===== TEXTO PARA LEITURA

10/10/2018

TRT-10 autoriza terceirização de atividade-fim da Embratel Por Gabriela Coelho

Fonte: Consultor Jurídico

O Tribunal Regional do Trabalho da 10° Região permitiu que a Empresa
Brasileira de Telecomunicações (Embratel) mantivesse contratos de
terceirização para atividades fim em todo o Brasil. A empresa também foi
absolvida de pagar dano moral coletivo de um milhão de reais e multa de
R$ 200 mil.
A decisão ocorreu após a empresa recorrer contra sentença anterior que
declarou ilegal a terceirização praticada nas atividades de vendas,
instalação e assistência técnica de produtos e contratos de TV por
assinatura, telefonia e internet.
Entendimento Supremo
Ao analisar o caso, o relator, desembargador José Leone Cordeiro Leite,
votou por dar provimento ao recurso e retirar a condenação imposta à
Embratel e afirmou que a terceirização das atividades de venda, instalação
e assistência técnica de serviços de telefonia e internet (atividades-fim) da
Embratel seria ilícita na esteira da súmula 331 do TST, antes da decisão do
STF em que ficou assegurada a terceirização ou qualquer outra forma de
divisão do trabalho entre pessoas jurídicas distintas, independentemente
do objeto social das empresas envolvidas, mantida a responsabilidade
subsidiária da empresa contratante.
"Na inicial, não há alegação precisa ou prova nos autos a respeito de
desvirtuamento da terceirização em razão dos empregados das empresas
prestadoras de serviço serem subordinados diretamente à tomadora". Por
essa razão, o desembargador entendeu que a tese do MPT "está centrada
na terceirização ilícita de atividade-fim, que restou superada".

==========

## ORDEM DE TRABALHO
Na notícia sobre a terceirização da Embratel, quais são as atividades mencionadas no trecho "declarou ilegal a terceirização praticada nas atividades de"? Liste todas.

===== TRECHOS DAS ENTRADAS

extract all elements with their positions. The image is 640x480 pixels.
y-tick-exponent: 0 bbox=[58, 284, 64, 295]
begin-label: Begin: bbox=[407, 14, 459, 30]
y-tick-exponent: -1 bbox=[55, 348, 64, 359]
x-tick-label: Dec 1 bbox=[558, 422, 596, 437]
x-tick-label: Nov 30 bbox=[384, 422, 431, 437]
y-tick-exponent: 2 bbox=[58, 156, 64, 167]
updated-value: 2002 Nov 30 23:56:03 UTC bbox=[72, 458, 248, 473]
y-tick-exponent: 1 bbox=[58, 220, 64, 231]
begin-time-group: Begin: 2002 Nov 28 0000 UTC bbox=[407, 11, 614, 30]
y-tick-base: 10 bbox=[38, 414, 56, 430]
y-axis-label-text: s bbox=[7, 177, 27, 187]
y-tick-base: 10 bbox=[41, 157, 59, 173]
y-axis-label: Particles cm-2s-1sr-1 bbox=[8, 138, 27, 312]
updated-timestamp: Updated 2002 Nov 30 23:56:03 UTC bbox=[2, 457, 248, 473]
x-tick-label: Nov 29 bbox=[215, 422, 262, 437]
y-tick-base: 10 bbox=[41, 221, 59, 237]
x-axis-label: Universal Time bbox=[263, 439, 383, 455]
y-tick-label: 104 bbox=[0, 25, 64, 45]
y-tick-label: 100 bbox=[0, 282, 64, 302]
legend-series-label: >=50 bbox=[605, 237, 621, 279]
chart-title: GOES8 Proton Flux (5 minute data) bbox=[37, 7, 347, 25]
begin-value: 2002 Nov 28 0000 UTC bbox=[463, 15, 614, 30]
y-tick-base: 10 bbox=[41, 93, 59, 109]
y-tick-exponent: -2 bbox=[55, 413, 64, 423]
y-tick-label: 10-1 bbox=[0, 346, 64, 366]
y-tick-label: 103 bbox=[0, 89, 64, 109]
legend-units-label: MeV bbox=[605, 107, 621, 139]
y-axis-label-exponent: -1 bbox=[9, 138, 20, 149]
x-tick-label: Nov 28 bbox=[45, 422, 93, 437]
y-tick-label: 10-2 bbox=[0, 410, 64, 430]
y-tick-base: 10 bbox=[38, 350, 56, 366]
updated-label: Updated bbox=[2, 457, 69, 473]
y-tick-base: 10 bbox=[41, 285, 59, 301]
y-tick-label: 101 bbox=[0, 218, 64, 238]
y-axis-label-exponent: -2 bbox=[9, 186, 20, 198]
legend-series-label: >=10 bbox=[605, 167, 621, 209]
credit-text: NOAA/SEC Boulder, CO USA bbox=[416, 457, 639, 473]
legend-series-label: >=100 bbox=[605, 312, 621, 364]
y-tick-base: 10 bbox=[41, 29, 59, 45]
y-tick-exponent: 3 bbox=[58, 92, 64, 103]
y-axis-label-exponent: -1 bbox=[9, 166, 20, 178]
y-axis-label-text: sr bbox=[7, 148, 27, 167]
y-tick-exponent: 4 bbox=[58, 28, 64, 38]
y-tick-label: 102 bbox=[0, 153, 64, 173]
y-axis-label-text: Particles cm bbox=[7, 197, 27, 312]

==========

## SOLUÇÃO DETALHADA
- vendas
- instalação
- assistência técnica